◆ TASK DESCRIPTION ◆
In how many lines of the data does the word "callout" appear? Give the number by itself.

◆ LISTING ◆
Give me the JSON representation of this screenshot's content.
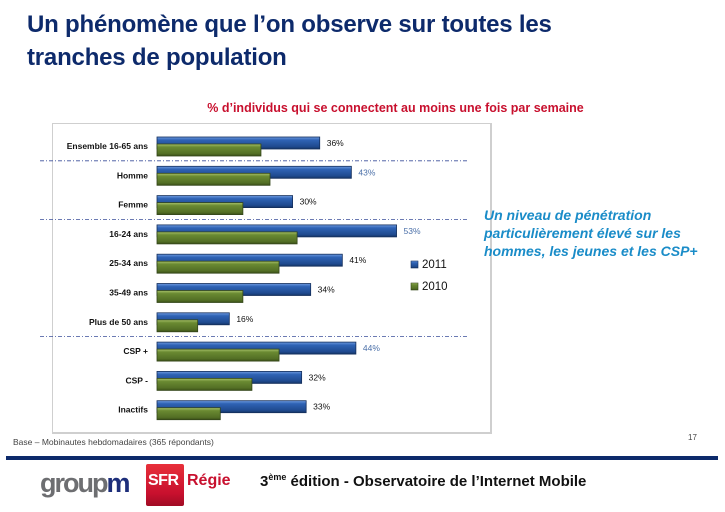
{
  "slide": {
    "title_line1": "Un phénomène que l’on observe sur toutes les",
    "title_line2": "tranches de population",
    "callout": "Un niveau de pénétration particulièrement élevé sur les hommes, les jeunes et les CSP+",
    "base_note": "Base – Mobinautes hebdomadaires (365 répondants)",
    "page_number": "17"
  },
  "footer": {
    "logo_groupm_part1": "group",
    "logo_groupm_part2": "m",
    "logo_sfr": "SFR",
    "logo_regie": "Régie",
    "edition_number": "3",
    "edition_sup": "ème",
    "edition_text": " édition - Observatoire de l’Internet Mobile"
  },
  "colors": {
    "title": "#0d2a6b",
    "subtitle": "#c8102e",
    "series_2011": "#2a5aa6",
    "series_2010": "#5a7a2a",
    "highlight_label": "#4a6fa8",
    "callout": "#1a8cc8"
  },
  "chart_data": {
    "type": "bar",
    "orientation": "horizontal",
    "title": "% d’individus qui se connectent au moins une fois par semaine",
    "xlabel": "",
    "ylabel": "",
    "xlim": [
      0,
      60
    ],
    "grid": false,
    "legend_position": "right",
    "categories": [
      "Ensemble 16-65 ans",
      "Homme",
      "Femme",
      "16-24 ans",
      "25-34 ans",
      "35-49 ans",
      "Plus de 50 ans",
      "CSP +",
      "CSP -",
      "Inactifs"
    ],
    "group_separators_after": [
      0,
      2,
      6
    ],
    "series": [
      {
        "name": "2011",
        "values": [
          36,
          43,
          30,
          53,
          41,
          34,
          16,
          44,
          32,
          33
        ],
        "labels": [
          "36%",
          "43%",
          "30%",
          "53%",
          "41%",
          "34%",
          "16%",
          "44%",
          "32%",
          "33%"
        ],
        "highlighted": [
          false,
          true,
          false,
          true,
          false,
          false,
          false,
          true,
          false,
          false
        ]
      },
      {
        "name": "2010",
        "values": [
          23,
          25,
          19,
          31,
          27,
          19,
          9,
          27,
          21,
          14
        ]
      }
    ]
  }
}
--
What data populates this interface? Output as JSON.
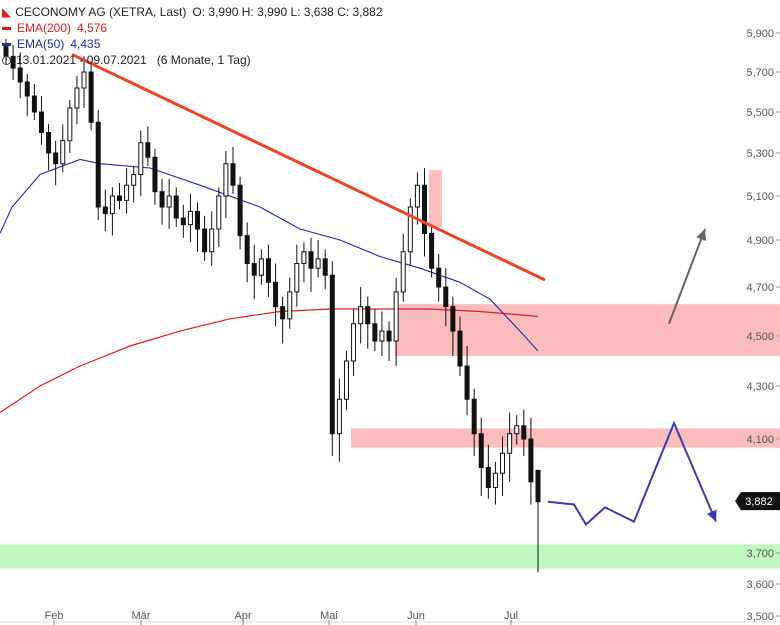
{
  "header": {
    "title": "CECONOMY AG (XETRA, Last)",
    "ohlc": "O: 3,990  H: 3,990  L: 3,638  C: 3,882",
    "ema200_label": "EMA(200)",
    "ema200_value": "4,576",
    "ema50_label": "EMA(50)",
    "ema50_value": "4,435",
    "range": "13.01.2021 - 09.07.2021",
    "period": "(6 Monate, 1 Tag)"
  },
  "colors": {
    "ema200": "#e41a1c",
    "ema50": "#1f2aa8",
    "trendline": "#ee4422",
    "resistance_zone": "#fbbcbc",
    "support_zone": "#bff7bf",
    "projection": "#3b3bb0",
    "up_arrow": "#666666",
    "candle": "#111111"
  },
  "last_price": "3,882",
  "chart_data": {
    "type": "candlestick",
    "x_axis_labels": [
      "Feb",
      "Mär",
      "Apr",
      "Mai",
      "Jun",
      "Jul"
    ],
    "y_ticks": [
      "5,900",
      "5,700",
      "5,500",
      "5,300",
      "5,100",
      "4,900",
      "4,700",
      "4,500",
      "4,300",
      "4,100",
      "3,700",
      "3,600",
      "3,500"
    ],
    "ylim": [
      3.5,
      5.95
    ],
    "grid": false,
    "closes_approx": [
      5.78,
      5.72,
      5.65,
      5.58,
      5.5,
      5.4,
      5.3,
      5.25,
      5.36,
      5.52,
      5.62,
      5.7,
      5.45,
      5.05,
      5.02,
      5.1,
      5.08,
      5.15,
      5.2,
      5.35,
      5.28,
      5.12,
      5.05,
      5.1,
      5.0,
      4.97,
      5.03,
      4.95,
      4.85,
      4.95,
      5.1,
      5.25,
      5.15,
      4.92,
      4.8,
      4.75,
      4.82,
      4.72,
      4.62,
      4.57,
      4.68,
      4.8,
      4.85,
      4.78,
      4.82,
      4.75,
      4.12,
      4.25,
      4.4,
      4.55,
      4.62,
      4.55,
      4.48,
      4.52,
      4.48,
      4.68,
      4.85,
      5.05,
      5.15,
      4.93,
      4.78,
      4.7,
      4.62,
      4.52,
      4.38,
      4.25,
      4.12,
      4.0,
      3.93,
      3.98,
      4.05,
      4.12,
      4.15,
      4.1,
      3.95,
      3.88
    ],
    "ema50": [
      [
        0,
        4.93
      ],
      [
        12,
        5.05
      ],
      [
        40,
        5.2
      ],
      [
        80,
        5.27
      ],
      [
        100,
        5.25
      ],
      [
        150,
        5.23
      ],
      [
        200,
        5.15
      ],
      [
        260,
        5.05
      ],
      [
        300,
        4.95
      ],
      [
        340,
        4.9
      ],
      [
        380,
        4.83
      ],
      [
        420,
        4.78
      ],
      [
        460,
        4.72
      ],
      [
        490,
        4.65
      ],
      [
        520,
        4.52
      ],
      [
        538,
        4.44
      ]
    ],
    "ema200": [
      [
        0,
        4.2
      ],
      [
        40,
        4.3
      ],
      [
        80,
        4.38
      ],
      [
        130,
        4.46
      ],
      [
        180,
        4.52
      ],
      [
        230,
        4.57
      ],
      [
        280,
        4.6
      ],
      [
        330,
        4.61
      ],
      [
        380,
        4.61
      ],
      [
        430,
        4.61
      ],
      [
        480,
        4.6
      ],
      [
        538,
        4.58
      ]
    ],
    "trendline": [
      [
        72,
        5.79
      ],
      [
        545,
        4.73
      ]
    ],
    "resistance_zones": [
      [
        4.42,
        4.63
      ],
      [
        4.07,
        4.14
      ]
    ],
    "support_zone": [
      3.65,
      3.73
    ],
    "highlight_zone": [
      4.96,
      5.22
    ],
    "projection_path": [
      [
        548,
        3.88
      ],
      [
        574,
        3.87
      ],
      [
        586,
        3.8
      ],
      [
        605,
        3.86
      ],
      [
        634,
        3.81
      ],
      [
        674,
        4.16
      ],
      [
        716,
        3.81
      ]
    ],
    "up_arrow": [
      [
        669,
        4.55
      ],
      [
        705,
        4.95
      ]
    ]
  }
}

◆ EXERCISE SOLUTION ◆
2